--- Begin Provided records ---

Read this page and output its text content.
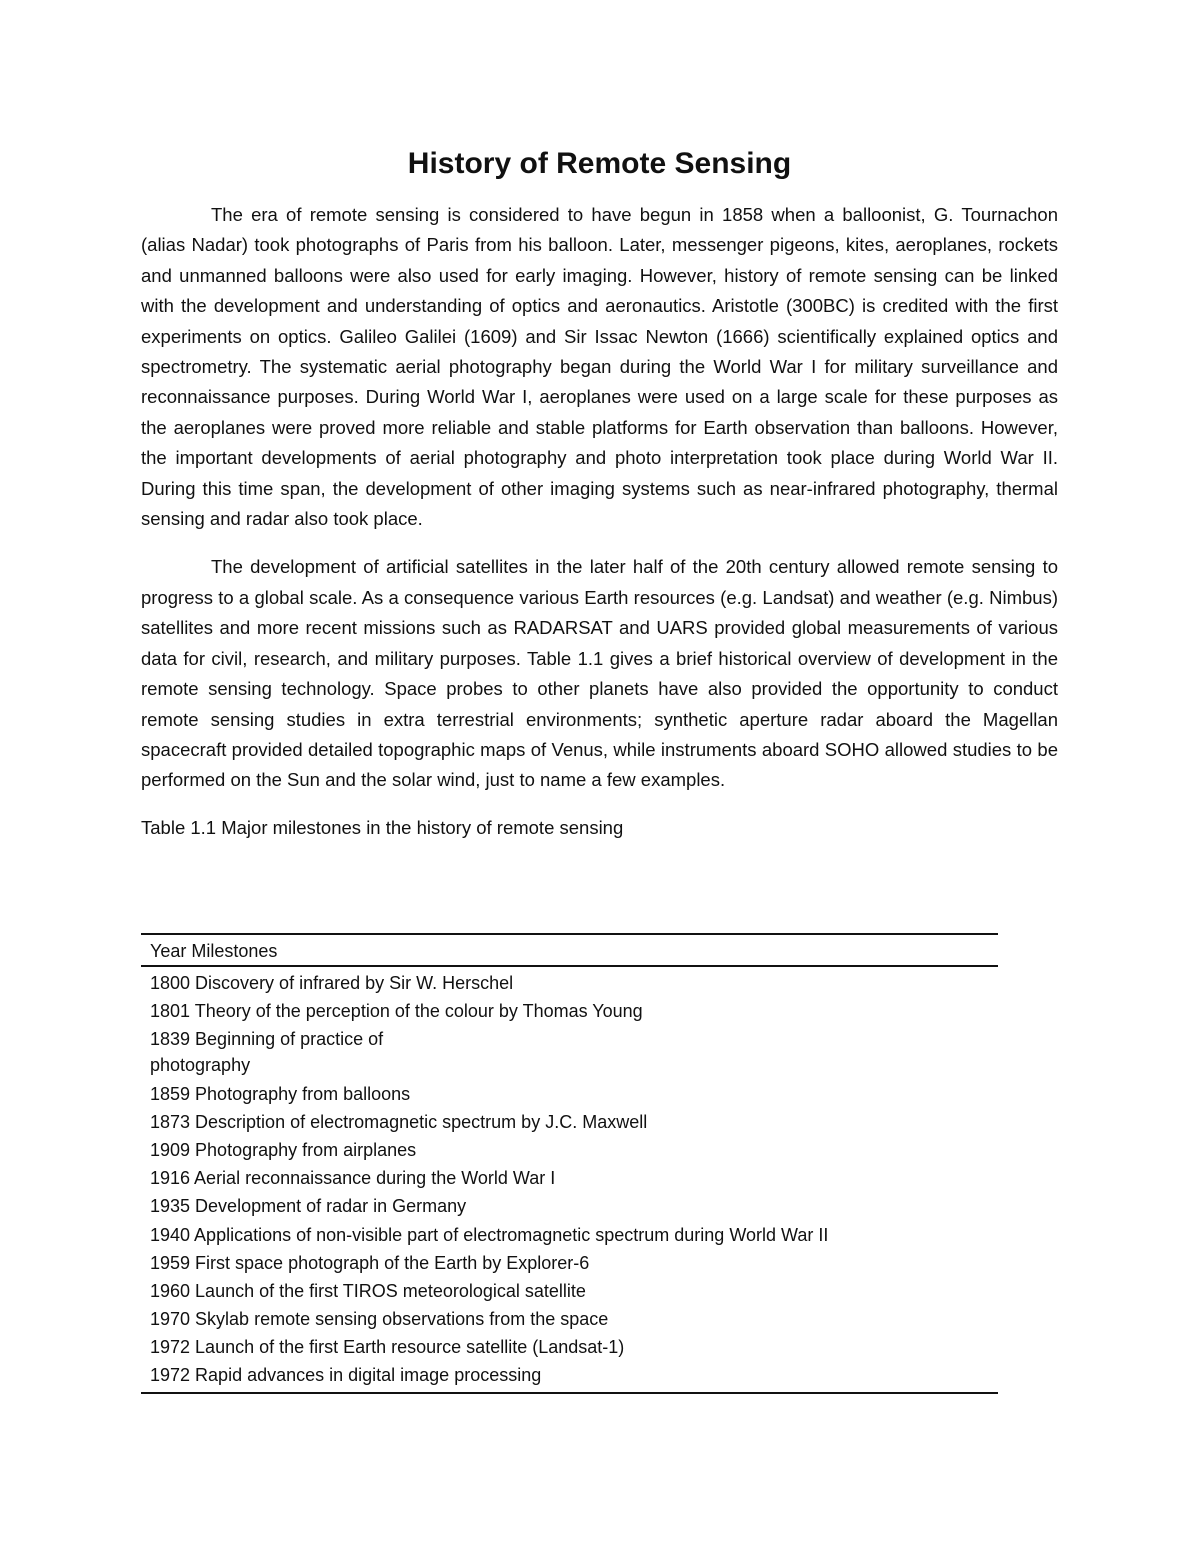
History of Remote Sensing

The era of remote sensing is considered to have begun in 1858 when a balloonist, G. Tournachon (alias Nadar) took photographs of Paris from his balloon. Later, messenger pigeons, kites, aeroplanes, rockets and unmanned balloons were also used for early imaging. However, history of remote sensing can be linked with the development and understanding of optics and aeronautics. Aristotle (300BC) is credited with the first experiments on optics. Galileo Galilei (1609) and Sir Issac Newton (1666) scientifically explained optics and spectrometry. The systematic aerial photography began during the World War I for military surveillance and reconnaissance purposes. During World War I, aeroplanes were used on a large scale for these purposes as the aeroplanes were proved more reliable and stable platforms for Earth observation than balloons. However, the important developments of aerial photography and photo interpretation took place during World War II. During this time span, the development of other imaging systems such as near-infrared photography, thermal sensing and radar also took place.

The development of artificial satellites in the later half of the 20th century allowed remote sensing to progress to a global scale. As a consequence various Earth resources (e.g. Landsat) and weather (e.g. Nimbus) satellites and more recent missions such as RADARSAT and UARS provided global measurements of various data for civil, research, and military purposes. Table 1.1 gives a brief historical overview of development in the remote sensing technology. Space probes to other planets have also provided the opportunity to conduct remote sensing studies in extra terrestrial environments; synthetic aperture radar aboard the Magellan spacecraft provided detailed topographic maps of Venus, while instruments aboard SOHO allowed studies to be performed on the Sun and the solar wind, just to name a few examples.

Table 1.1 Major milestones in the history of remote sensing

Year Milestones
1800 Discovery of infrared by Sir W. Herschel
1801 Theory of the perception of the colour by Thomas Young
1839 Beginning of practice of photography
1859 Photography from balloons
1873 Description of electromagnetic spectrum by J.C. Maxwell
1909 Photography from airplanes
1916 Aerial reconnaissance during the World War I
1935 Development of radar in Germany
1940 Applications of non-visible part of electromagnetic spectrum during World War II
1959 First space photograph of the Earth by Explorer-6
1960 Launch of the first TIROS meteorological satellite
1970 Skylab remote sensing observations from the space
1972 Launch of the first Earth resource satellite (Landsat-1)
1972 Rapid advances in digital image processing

--- End Provided records ---
--- Begin Provided records ---

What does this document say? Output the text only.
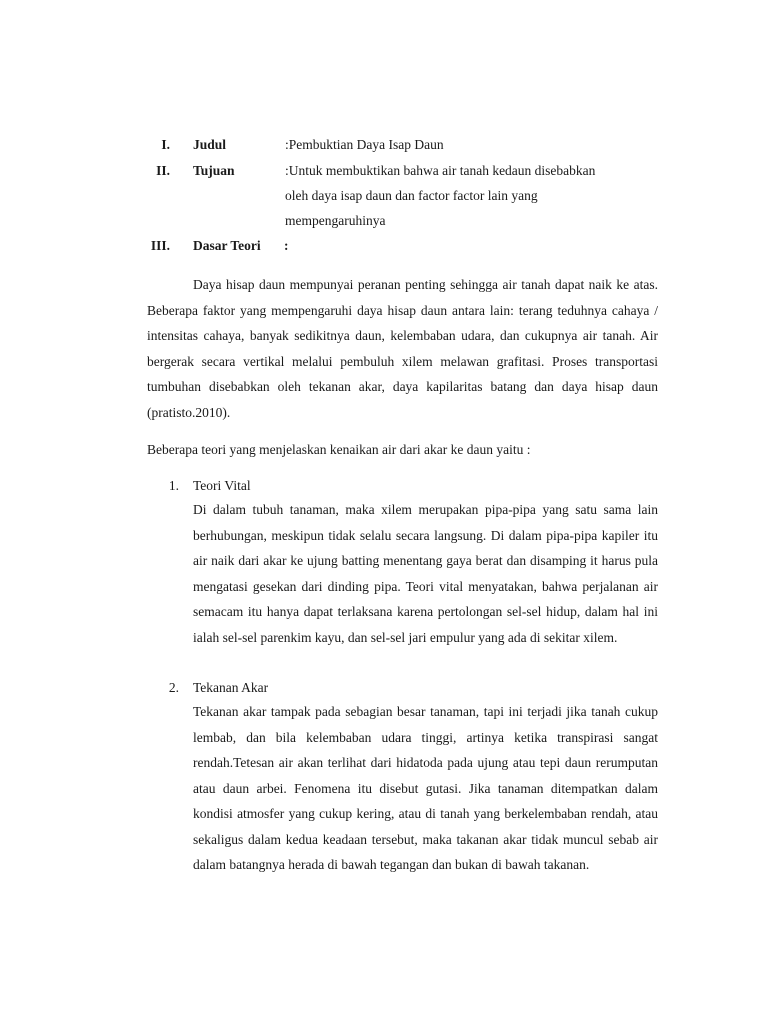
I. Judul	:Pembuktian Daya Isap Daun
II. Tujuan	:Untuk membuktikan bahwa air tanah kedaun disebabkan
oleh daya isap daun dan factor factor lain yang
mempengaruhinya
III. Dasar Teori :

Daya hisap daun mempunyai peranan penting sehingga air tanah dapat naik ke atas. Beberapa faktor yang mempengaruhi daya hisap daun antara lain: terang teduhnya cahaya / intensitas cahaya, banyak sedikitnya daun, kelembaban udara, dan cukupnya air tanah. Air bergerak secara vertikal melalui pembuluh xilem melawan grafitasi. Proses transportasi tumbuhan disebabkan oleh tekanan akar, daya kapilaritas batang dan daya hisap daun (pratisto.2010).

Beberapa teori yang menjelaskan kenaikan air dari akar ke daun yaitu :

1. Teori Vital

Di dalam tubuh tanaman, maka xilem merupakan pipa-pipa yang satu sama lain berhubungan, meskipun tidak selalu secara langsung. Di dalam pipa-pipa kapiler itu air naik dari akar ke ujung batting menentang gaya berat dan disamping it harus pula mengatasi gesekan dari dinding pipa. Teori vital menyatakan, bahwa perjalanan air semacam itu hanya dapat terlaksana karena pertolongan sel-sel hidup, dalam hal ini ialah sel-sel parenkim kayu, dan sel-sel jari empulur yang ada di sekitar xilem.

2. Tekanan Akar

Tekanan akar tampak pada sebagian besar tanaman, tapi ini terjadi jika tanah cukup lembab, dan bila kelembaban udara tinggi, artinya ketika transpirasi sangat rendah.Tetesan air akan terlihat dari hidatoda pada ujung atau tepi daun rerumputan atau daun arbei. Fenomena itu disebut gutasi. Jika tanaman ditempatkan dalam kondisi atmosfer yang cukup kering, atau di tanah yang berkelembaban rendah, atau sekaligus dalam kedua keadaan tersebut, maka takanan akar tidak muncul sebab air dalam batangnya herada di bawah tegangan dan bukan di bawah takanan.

--- End Provided records ---

## Aim
All lines in the data that contain the word "spectrum" should be copied.

## Response to this exercise
1873 Description of electromagnetic spectrum by J.C. Maxwell
1940 Applications of non-visible part of electromagnetic spectrum during World War II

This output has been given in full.